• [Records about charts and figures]
+---+

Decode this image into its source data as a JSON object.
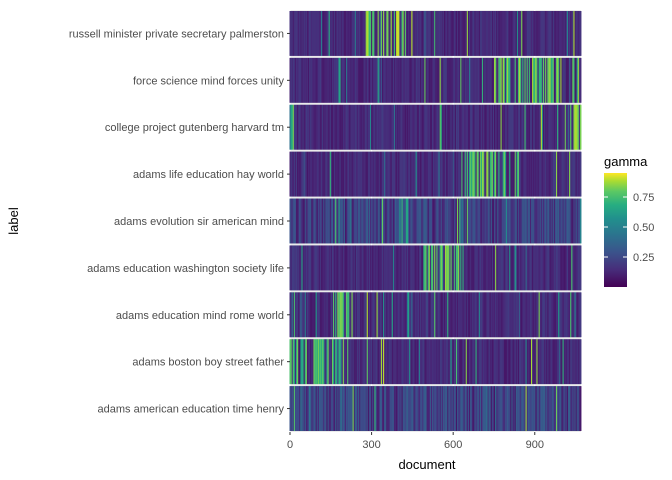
{
  "chart_data": {
    "type": "heatmap",
    "xlabel": "document",
    "ylabel": "label",
    "xlim": [
      0,
      1070
    ],
    "x_ticks": [
      "0",
      "300",
      "600",
      "900"
    ],
    "x_tick_values": [
      0,
      300,
      600,
      900
    ],
    "y_categories": [
      "russell minister private secretary palmerston",
      "force science mind forces unity",
      "college project gutenberg harvard tm",
      "adams life education hay world",
      "adams evolution sir american mind",
      "adams education washington society life",
      "adams education mind rome world",
      "adams boston boy street father",
      "adams american education time henry"
    ],
    "n_documents": 1070,
    "grid": true,
    "background": "#ebebeb",
    "colorscale": "viridis",
    "legend": {
      "title": "gamma",
      "position": "right",
      "ticks": [
        "0.75",
        "0.50",
        "0.25"
      ],
      "tick_values": [
        0.75,
        0.5,
        0.25
      ],
      "range": [
        0.0,
        0.95
      ]
    },
    "hot_ranges": [
      {
        "row": 0,
        "from": 280,
        "to": 440,
        "level": 0.95
      },
      {
        "row": 1,
        "from": 740,
        "to": 1000,
        "level": 0.9
      },
      {
        "row": 2,
        "from": 0,
        "to": 15,
        "level": 0.8
      },
      {
        "row": 2,
        "from": 1010,
        "to": 1070,
        "level": 0.95
      },
      {
        "row": 3,
        "from": 630,
        "to": 860,
        "level": 0.8
      },
      {
        "row": 4,
        "from": 0,
        "to": 1070,
        "level": 0.3
      },
      {
        "row": 5,
        "from": 490,
        "to": 640,
        "level": 0.85
      },
      {
        "row": 6,
        "from": 160,
        "to": 230,
        "level": 0.85
      },
      {
        "row": 7,
        "from": 0,
        "to": 200,
        "level": 0.8
      },
      {
        "row": 8,
        "from": 0,
        "to": 1070,
        "level": 0.3
      }
    ]
  }
}
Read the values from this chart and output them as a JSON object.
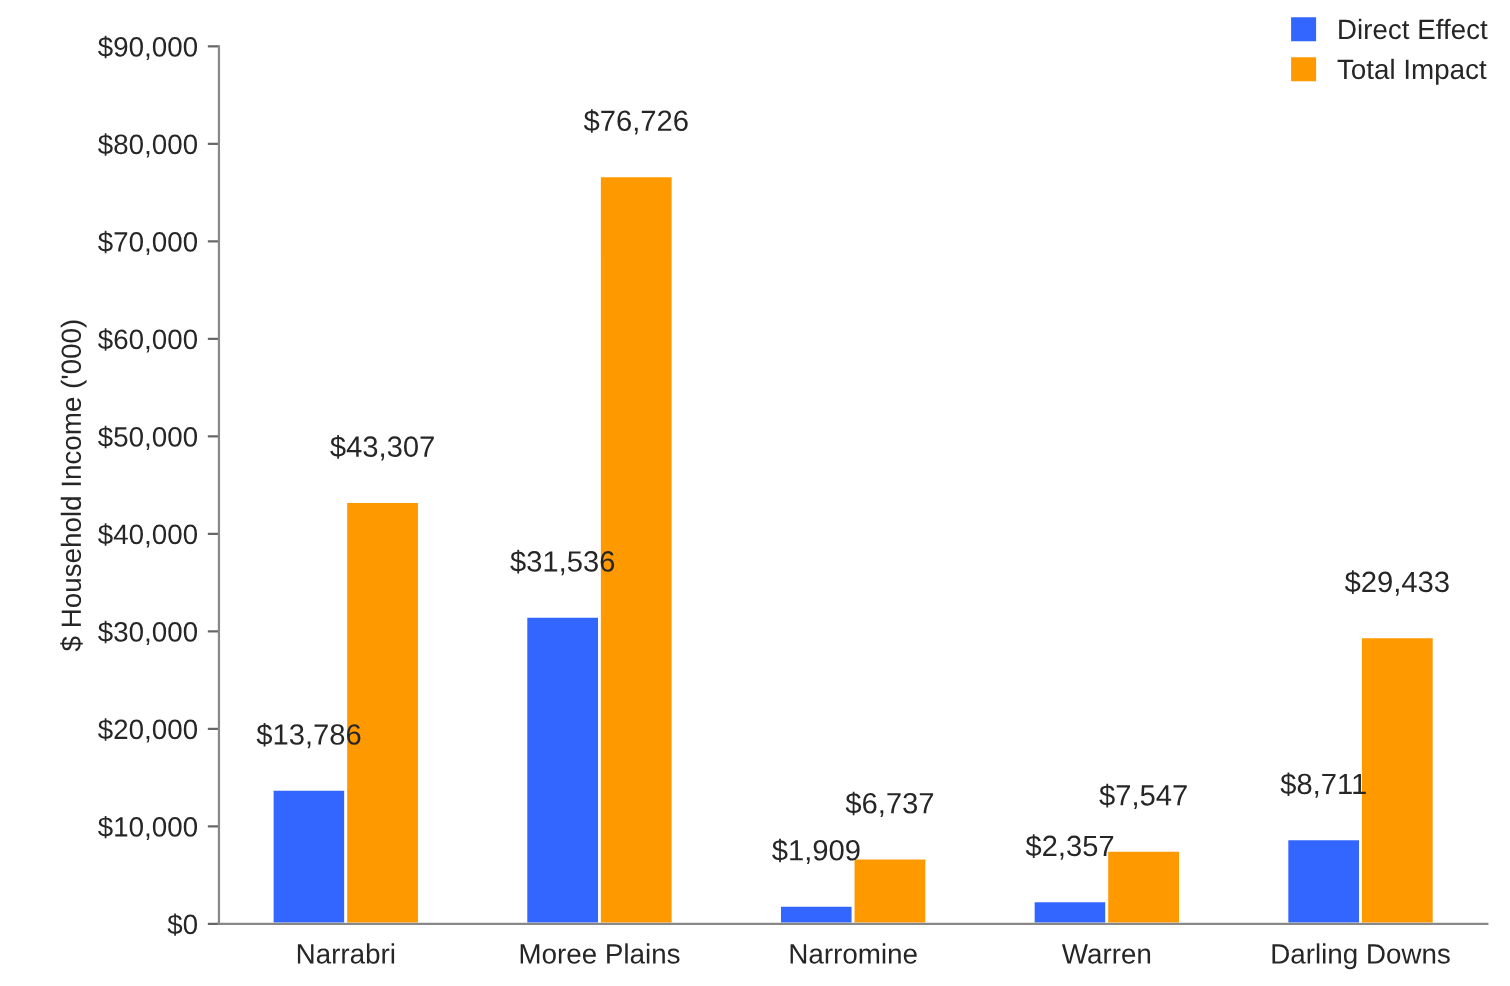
{
  "chart_data": {
    "type": "bar",
    "ylabel": "$ Household Income ('000)",
    "categories": [
      "Narrabri",
      "Moree Plains",
      "Narromine",
      "Warren",
      "Darling Downs"
    ],
    "series": [
      {
        "name": "Direct Effect",
        "color": "#3366ff",
        "values": [
          13786,
          31536,
          1909,
          2357,
          8711
        ],
        "value_labels": [
          "$13,786",
          "$31,536",
          "$1,909",
          "$2,357",
          "$8,711"
        ]
      },
      {
        "name": "Total Impact",
        "color": "#ff9900",
        "values": [
          43307,
          76726,
          6737,
          7547,
          29433
        ],
        "value_labels": [
          "$43,307",
          "$76,726",
          "$6,737",
          "$7,547",
          "$29,433"
        ]
      }
    ],
    "ylim": [
      0,
      90000
    ],
    "yticks": [
      {
        "value": 0,
        "label": "$0"
      },
      {
        "value": 10000,
        "label": "$10,000"
      },
      {
        "value": 20000,
        "label": "$20,000"
      },
      {
        "value": 30000,
        "label": "$30,000"
      },
      {
        "value": 40000,
        "label": "$40,000"
      },
      {
        "value": 50000,
        "label": "$50,000"
      },
      {
        "value": 60000,
        "label": "$60,000"
      },
      {
        "value": 70000,
        "label": "$70,000"
      },
      {
        "value": 80000,
        "label": "$80,000"
      },
      {
        "value": 90000,
        "label": "$90,000"
      }
    ],
    "grid": false,
    "legend": "top right"
  }
}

+---+

Produce an exact copy of each line of data, skipping embedded images.

Decode this image into its source data as a JSON object.
{
  "chart_data": {
    "type": "heatmap",
    "xlabel": "document",
    "ylabel": "label",
    "xlim": [
      0,
      1070
    ],
    "x_ticks": [
      "0",
      "300",
      "600",
      "900"
    ],
    "x_tick_values": [
      0,
      300,
      600,
      900
    ],
    "y_categories": [
      "russell minister private secretary palmerston",
      "force science mind forces unity",
      "college project gutenberg harvard tm",
      "adams life education hay world",
      "adams evolution sir american mind",
      "adams education washington society life",
      "adams education mind rome world",
      "adams boston boy street father",
      "adams american education time henry"
    ],
    "n_documents": 1070,
    "grid": true,
    "background": "#ebebeb",
    "colorscale": "viridis",
    "legend": {
      "title": "gamma",
      "position": "right",
      "ticks": [
        "0.75",
        "0.50",
        "0.25"
      ],
      "tick_values": [
        0.75,
        0.5,
        0.25
      ],
      "range": [
        0.0,
        0.95
      ]
    },
    "hot_ranges": [
      {
        "row": 0,
        "from": 280,
        "to": 440,
        "level": 0.95
      },
      {
        "row": 1,
        "from": 740,
        "to": 1000,
        "level": 0.9
      },
      {
        "row": 2,
        "from": 0,
        "to": 15,
        "level": 0.8
      },
      {
        "row": 2,
        "from": 1010,
        "to": 1070,
        "level": 0.95
      },
      {
        "row": 3,
        "from": 630,
        "to": 860,
        "level": 0.8
      },
      {
        "row": 4,
        "from": 0,
        "to": 1070,
        "level": 0.3
      },
      {
        "row": 5,
        "from": 490,
        "to": 640,
        "level": 0.85
      },
      {
        "row": 6,
        "from": 160,
        "to": 230,
        "level": 0.85
      },
      {
        "row": 7,
        "from": 0,
        "to": 200,
        "level": 0.8
      },
      {
        "row": 8,
        "from": 0,
        "to": 1070,
        "level": 0.3
      }
    ]
  }
}
Read the values from this chart and output them as a JSON object.
{
  "chart_data": {
    "type": "bar",
    "ylabel": "$ Household Income ('000)",
    "categories": [
      "Narrabri",
      "Moree Plains",
      "Narromine",
      "Warren",
      "Darling Downs"
    ],
    "series": [
      {
        "name": "Direct Effect",
        "color": "#3366ff",
        "values": [
          13786,
          31536,
          1909,
          2357,
          8711
        ],
        "value_labels": [
          "$13,786",
          "$31,536",
          "$1,909",
          "$2,357",
          "$8,711"
        ]
      },
      {
        "name": "Total Impact",
        "color": "#ff9900",
        "values": [
          43307,
          76726,
          6737,
          7547,
          29433
        ],
        "value_labels": [
          "$43,307",
          "$76,726",
          "$6,737",
          "$7,547",
          "$29,433"
        ]
      }
    ],
    "ylim": [
      0,
      90000
    ],
    "yticks": [
      {
        "value": 0,
        "label": "$0"
      },
      {
        "value": 10000,
        "label": "$10,000"
      },
      {
        "value": 20000,
        "label": "$20,000"
      },
      {
        "value": 30000,
        "label": "$30,000"
      },
      {
        "value": 40000,
        "label": "$40,000"
      },
      {
        "value": 50000,
        "label": "$50,000"
      },
      {
        "value": 60000,
        "label": "$60,000"
      },
      {
        "value": 70000,
        "label": "$70,000"
      },
      {
        "value": 80000,
        "label": "$80,000"
      },
      {
        "value": 90000,
        "label": "$90,000"
      }
    ],
    "grid": false,
    "legend": "top right"
  }
}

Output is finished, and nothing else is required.